— Start Provided records —

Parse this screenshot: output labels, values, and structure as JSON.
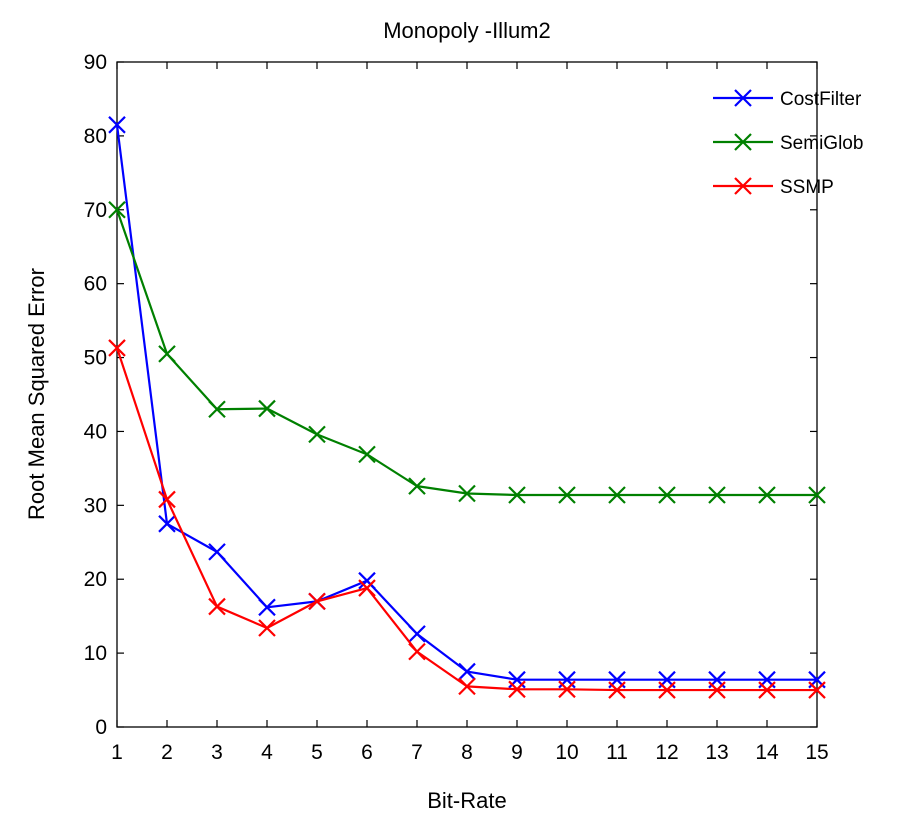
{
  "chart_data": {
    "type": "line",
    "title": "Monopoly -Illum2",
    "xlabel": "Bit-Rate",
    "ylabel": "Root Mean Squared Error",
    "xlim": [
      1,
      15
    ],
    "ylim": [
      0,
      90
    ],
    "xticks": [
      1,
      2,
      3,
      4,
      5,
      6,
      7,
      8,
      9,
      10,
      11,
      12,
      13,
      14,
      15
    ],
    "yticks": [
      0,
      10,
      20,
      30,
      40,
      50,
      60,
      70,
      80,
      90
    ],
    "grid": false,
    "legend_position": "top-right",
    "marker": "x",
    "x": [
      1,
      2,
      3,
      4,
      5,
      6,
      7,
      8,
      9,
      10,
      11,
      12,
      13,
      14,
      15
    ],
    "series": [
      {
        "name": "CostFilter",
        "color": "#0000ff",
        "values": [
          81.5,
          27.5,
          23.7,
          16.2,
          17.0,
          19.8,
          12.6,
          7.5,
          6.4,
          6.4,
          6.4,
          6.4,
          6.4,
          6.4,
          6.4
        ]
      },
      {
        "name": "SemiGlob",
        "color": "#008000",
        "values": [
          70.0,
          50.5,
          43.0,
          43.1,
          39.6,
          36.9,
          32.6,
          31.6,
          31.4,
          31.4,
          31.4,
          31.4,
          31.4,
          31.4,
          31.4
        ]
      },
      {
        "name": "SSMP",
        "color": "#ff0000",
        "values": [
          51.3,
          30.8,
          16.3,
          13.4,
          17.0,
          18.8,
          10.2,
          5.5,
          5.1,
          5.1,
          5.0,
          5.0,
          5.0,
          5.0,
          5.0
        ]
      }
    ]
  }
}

— End Provided records —

Problem details ::
The records above must be transcribed exactly. Pictures are left out of the copy.

Finished answer ::
Parse this screenshot: output labels, values, and structure as JSON.
{
  "chart_data": {
    "type": "line",
    "title": "Monopoly -Illum2",
    "xlabel": "Bit-Rate",
    "ylabel": "Root Mean Squared Error",
    "xlim": [
      1,
      15
    ],
    "ylim": [
      0,
      90
    ],
    "xticks": [
      1,
      2,
      3,
      4,
      5,
      6,
      7,
      8,
      9,
      10,
      11,
      12,
      13,
      14,
      15
    ],
    "yticks": [
      0,
      10,
      20,
      30,
      40,
      50,
      60,
      70,
      80,
      90
    ],
    "grid": false,
    "legend_position": "top-right",
    "marker": "x",
    "x": [
      1,
      2,
      3,
      4,
      5,
      6,
      7,
      8,
      9,
      10,
      11,
      12,
      13,
      14,
      15
    ],
    "series": [
      {
        "name": "CostFilter",
        "color": "#0000ff",
        "values": [
          81.5,
          27.5,
          23.7,
          16.2,
          17.0,
          19.8,
          12.6,
          7.5,
          6.4,
          6.4,
          6.4,
          6.4,
          6.4,
          6.4,
          6.4
        ]
      },
      {
        "name": "SemiGlob",
        "color": "#008000",
        "values": [
          70.0,
          50.5,
          43.0,
          43.1,
          39.6,
          36.9,
          32.6,
          31.6,
          31.4,
          31.4,
          31.4,
          31.4,
          31.4,
          31.4,
          31.4
        ]
      },
      {
        "name": "SSMP",
        "color": "#ff0000",
        "values": [
          51.3,
          30.8,
          16.3,
          13.4,
          17.0,
          18.8,
          10.2,
          5.5,
          5.1,
          5.1,
          5.0,
          5.0,
          5.0,
          5.0,
          5.0
        ]
      }
    ]
  }
}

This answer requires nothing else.